BEGIN INFORMATION GIVEN

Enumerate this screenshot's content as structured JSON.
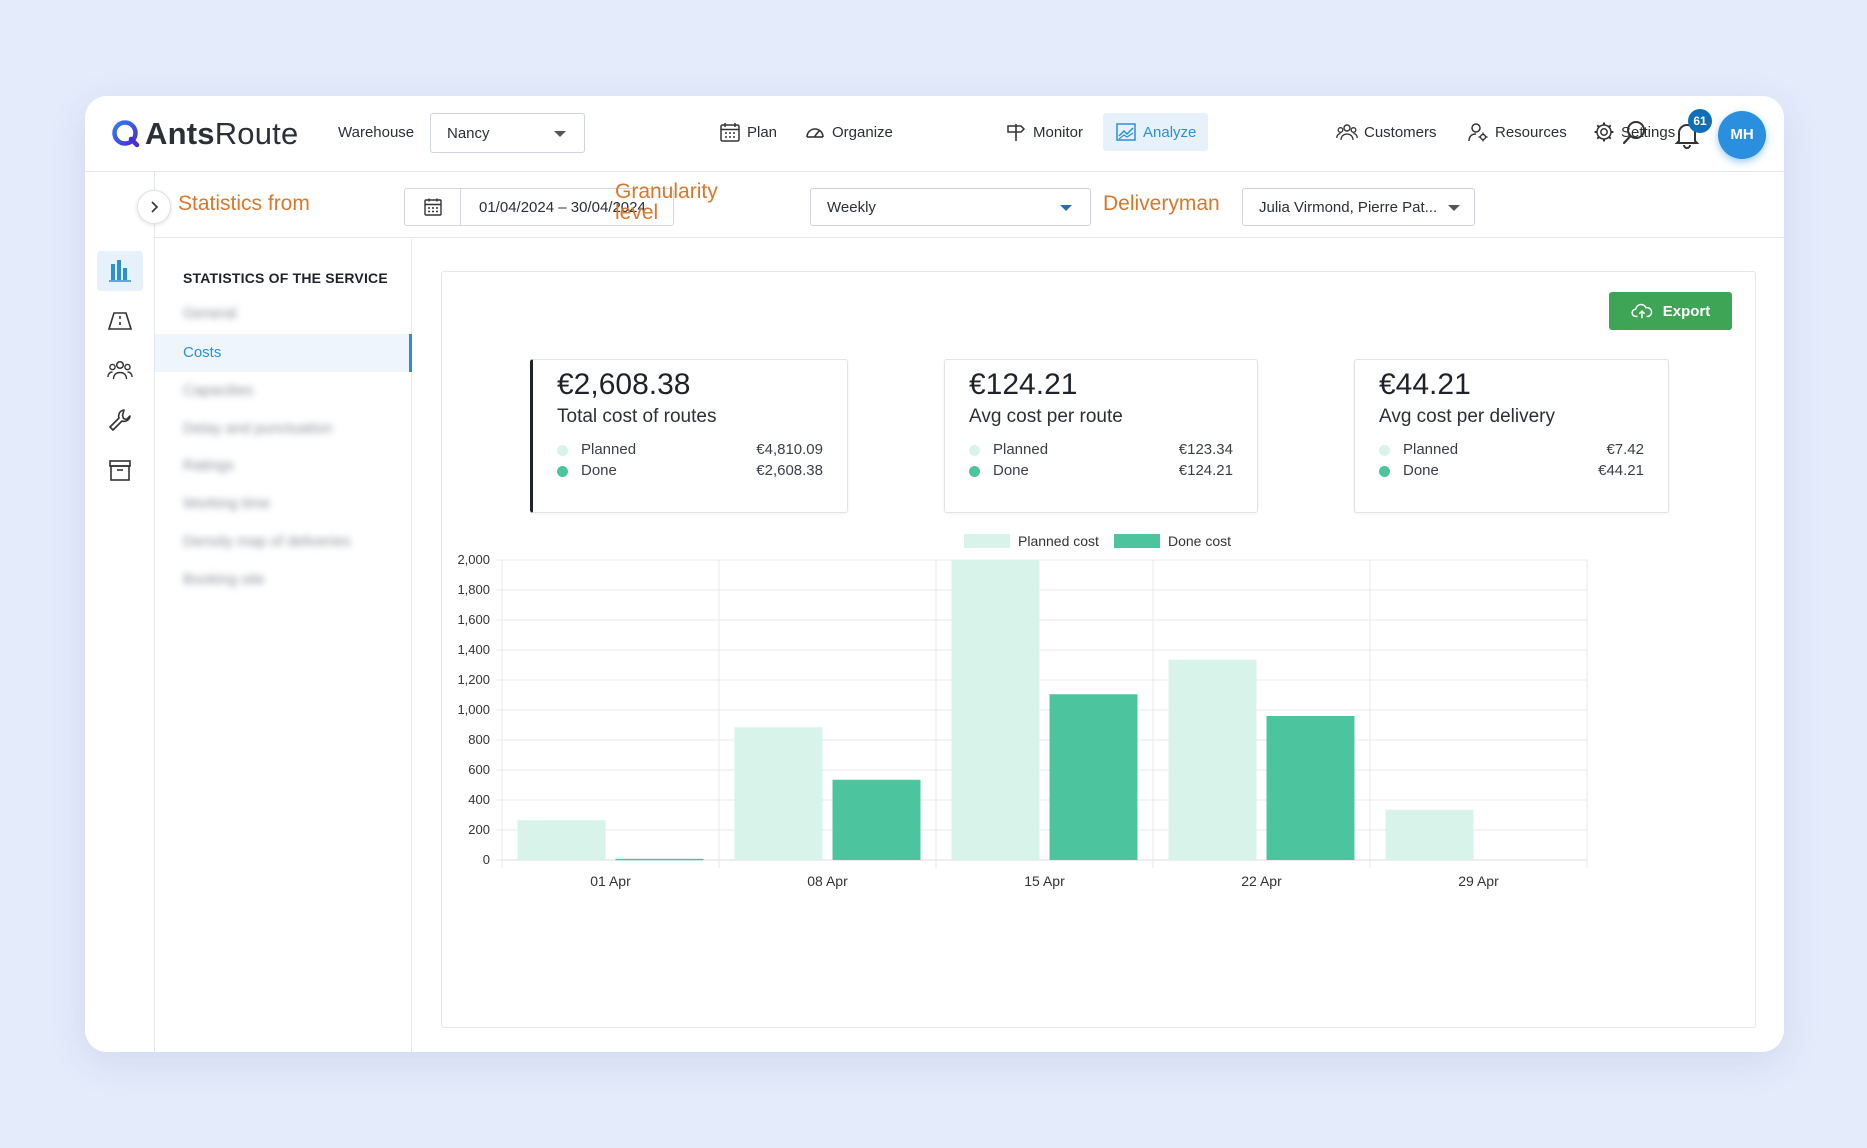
{
  "app": {
    "logo_bold": "Ants",
    "logo_rest": "Route",
    "warehouse_label": "Warehouse",
    "warehouse_value": "Nancy"
  },
  "nav": {
    "plan": "Plan",
    "organize": "Organize",
    "monitor": "Monitor",
    "analyze": "Analyze",
    "customers": "Customers",
    "resources": "Resources",
    "settings": "Settings",
    "notifications_count": "61",
    "avatar_initials": "MH"
  },
  "filters": {
    "statistics_from": "Statistics from",
    "date_range": "01/04/2024 – 30/04/2024",
    "granularity_label_1": "Granularity",
    "granularity_label_2": "level",
    "granularity_value": "Weekly",
    "deliveryman_label": "Deliveryman",
    "deliveryman_value": "Julia Virmond, Pierre Pat..."
  },
  "menu": {
    "title": "STATISTICS OF THE SERVICE",
    "items": [
      "General",
      "Costs",
      "Capacities",
      "Delay and punctuation",
      "Ratings",
      "Working time",
      "Density map of deliveries",
      "Booking site"
    ],
    "active_index": 1
  },
  "export_label": "Export",
  "kpis": [
    {
      "value": "€2,608.38",
      "label": "Total cost of routes",
      "planned_label": "Planned",
      "planned": "€4,810.09",
      "done_label": "Done",
      "done": "€2,608.38"
    },
    {
      "value": "€124.21",
      "label": "Avg cost per route",
      "planned_label": "Planned",
      "planned": "€123.34",
      "done_label": "Done",
      "done": "€124.21"
    },
    {
      "value": "€44.21",
      "label": "Avg cost per delivery",
      "planned_label": "Planned",
      "planned": "€7.42",
      "done_label": "Done",
      "done": "€44.21"
    }
  ],
  "colors": {
    "planned": "#d8f3ea",
    "done": "#4cc49d",
    "accent": "#2b8fd6",
    "orange": "#d9782c",
    "export": "#3fa556"
  },
  "chart_data": {
    "type": "bar",
    "categories": [
      "01 Apr",
      "08 Apr",
      "15 Apr",
      "22 Apr",
      "29 Apr"
    ],
    "series": [
      {
        "name": "Planned cost",
        "values": [
          265,
          885,
          2000,
          1335,
          335
        ]
      },
      {
        "name": "Done cost",
        "values": [
          8,
          535,
          1105,
          960,
          0
        ]
      }
    ],
    "ylim": [
      0,
      2000
    ],
    "yticks": [
      "0",
      "200",
      "400",
      "600",
      "800",
      "1,000",
      "1,200",
      "1,400",
      "1,600",
      "1,800",
      "2,000"
    ],
    "grid": true,
    "legend": "top"
  }
}
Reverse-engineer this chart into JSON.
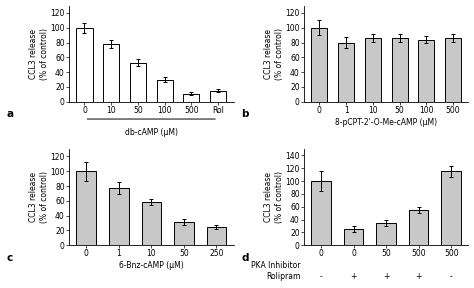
{
  "panel_a": {
    "categories": [
      "0",
      "10",
      "50",
      "100",
      "500",
      "Rol"
    ],
    "values": [
      100,
      78,
      53,
      30,
      11,
      15
    ],
    "errors": [
      7,
      5,
      5,
      4,
      2,
      2
    ],
    "xlabel": "db-cAMP (μM)",
    "ylabel": "CCL3 release\n(% of control)",
    "ylim": [
      0,
      130
    ],
    "yticks": [
      0,
      20,
      40,
      60,
      80,
      100,
      120
    ],
    "label": "a",
    "bar_color": "white",
    "bar_edgecolor": "black"
  },
  "panel_b": {
    "categories": [
      "0",
      "1",
      "10",
      "50",
      "100",
      "500"
    ],
    "values": [
      100,
      80,
      86,
      86,
      84,
      86
    ],
    "errors": [
      10,
      7,
      5,
      5,
      5,
      5
    ],
    "xlabel": "8-pCPT-2'-O-Me-cAMP (μM)",
    "ylabel": "CCL3 release\n(% of control)",
    "ylim": [
      0,
      130
    ],
    "yticks": [
      0,
      20,
      40,
      60,
      80,
      100,
      120
    ],
    "label": "b",
    "bar_color": "#c8c8c8",
    "bar_edgecolor": "black"
  },
  "panel_c": {
    "categories": [
      "0",
      "1",
      "10",
      "50",
      "250"
    ],
    "values": [
      100,
      77,
      59,
      32,
      25
    ],
    "errors": [
      13,
      8,
      4,
      4,
      3
    ],
    "xlabel": "6-Bnz-cAMP (μM)",
    "ylabel": "CCL3 release\n(% of control)",
    "ylim": [
      0,
      130
    ],
    "yticks": [
      0,
      20,
      40,
      60,
      80,
      100,
      120
    ],
    "label": "c",
    "bar_color": "#c8c8c8",
    "bar_edgecolor": "black"
  },
  "panel_d": {
    "pka_vals": [
      "0",
      "0",
      "50",
      "500",
      "500"
    ],
    "rolipram_vals": [
      "-",
      "+",
      "+",
      "+",
      "-"
    ],
    "values": [
      100,
      25,
      35,
      55,
      115
    ],
    "errors": [
      15,
      5,
      5,
      5,
      8
    ],
    "xlabel_pka": "PKA Inhibitor",
    "xlabel_rol": "Rolipram",
    "ylabel": "CCL3 release\n(% of control)",
    "ylim": [
      0,
      150
    ],
    "yticks": [
      0,
      20,
      40,
      60,
      80,
      100,
      120,
      140
    ],
    "label": "d",
    "bar_color": "#c8c8c8",
    "bar_edgecolor": "black"
  }
}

END INFORMATION GIVEN

## TASK STATEMENT
Your task is to repeat the data above exactly while excluding the pictures.

## EXERCISE SOLUTION
Enumerate this screenshot's content as structured JSON.
{
  "app": {
    "logo_bold": "Ants",
    "logo_rest": "Route",
    "warehouse_label": "Warehouse",
    "warehouse_value": "Nancy"
  },
  "nav": {
    "plan": "Plan",
    "organize": "Organize",
    "monitor": "Monitor",
    "analyze": "Analyze",
    "customers": "Customers",
    "resources": "Resources",
    "settings": "Settings",
    "notifications_count": "61",
    "avatar_initials": "MH"
  },
  "filters": {
    "statistics_from": "Statistics from",
    "date_range": "01/04/2024 – 30/04/2024",
    "granularity_label_1": "Granularity",
    "granularity_label_2": "level",
    "granularity_value": "Weekly",
    "deliveryman_label": "Deliveryman",
    "deliveryman_value": "Julia Virmond, Pierre Pat..."
  },
  "menu": {
    "title": "STATISTICS OF THE SERVICE",
    "items": [
      "General",
      "Costs",
      "Capacities",
      "Delay and punctuation",
      "Ratings",
      "Working time",
      "Density map of deliveries",
      "Booking site"
    ],
    "active_index": 1
  },
  "export_label": "Export",
  "kpis": [
    {
      "value": "€2,608.38",
      "label": "Total cost of routes",
      "planned_label": "Planned",
      "planned": "€4,810.09",
      "done_label": "Done",
      "done": "€2,608.38"
    },
    {
      "value": "€124.21",
      "label": "Avg cost per route",
      "planned_label": "Planned",
      "planned": "€123.34",
      "done_label": "Done",
      "done": "€124.21"
    },
    {
      "value": "€44.21",
      "label": "Avg cost per delivery",
      "planned_label": "Planned",
      "planned": "€7.42",
      "done_label": "Done",
      "done": "€44.21"
    }
  ],
  "colors": {
    "planned": "#d8f3ea",
    "done": "#4cc49d",
    "accent": "#2b8fd6",
    "orange": "#d9782c",
    "export": "#3fa556"
  },
  "chart_data": {
    "type": "bar",
    "categories": [
      "01 Apr",
      "08 Apr",
      "15 Apr",
      "22 Apr",
      "29 Apr"
    ],
    "series": [
      {
        "name": "Planned cost",
        "values": [
          265,
          885,
          2000,
          1335,
          335
        ]
      },
      {
        "name": "Done cost",
        "values": [
          8,
          535,
          1105,
          960,
          0
        ]
      }
    ],
    "ylim": [
      0,
      2000
    ],
    "yticks": [
      "0",
      "200",
      "400",
      "600",
      "800",
      "1,000",
      "1,200",
      "1,400",
      "1,600",
      "1,800",
      "2,000"
    ],
    "grid": true,
    "legend": "top"
  }
}
Reverse-engineer this chart into JSON.
{
  "panel_a": {
    "categories": [
      "0",
      "10",
      "50",
      "100",
      "500",
      "Rol"
    ],
    "values": [
      100,
      78,
      53,
      30,
      11,
      15
    ],
    "errors": [
      7,
      5,
      5,
      4,
      2,
      2
    ],
    "xlabel": "db-cAMP (μM)",
    "ylabel": "CCL3 release\n(% of control)",
    "ylim": [
      0,
      130
    ],
    "yticks": [
      0,
      20,
      40,
      60,
      80,
      100,
      120
    ],
    "label": "a",
    "bar_color": "white",
    "bar_edgecolor": "black"
  },
  "panel_b": {
    "categories": [
      "0",
      "1",
      "10",
      "50",
      "100",
      "500"
    ],
    "values": [
      100,
      80,
      86,
      86,
      84,
      86
    ],
    "errors": [
      10,
      7,
      5,
      5,
      5,
      5
    ],
    "xlabel": "8-pCPT-2'-O-Me-cAMP (μM)",
    "ylabel": "CCL3 release\n(% of control)",
    "ylim": [
      0,
      130
    ],
    "yticks": [
      0,
      20,
      40,
      60,
      80,
      100,
      120
    ],
    "label": "b",
    "bar_color": "#c8c8c8",
    "bar_edgecolor": "black"
  },
  "panel_c": {
    "categories": [
      "0",
      "1",
      "10",
      "50",
      "250"
    ],
    "values": [
      100,
      77,
      59,
      32,
      25
    ],
    "errors": [
      13,
      8,
      4,
      4,
      3
    ],
    "xlabel": "6-Bnz-cAMP (μM)",
    "ylabel": "CCL3 release\n(% of control)",
    "ylim": [
      0,
      130
    ],
    "yticks": [
      0,
      20,
      40,
      60,
      80,
      100,
      120
    ],
    "label": "c",
    "bar_color": "#c8c8c8",
    "bar_edgecolor": "black"
  },
  "panel_d": {
    "pka_vals": [
      "0",
      "0",
      "50",
      "500",
      "500"
    ],
    "rolipram_vals": [
      "-",
      "+",
      "+",
      "+",
      "-"
    ],
    "values": [
      100,
      25,
      35,
      55,
      115
    ],
    "errors": [
      15,
      5,
      5,
      5,
      8
    ],
    "xlabel_pka": "PKA Inhibitor",
    "xlabel_rol": "Rolipram",
    "ylabel": "CCL3 release\n(% of control)",
    "ylim": [
      0,
      150
    ],
    "yticks": [
      0,
      20,
      40,
      60,
      80,
      100,
      120,
      140
    ],
    "label": "d",
    "bar_color": "#c8c8c8",
    "bar_edgecolor": "black"
  }
}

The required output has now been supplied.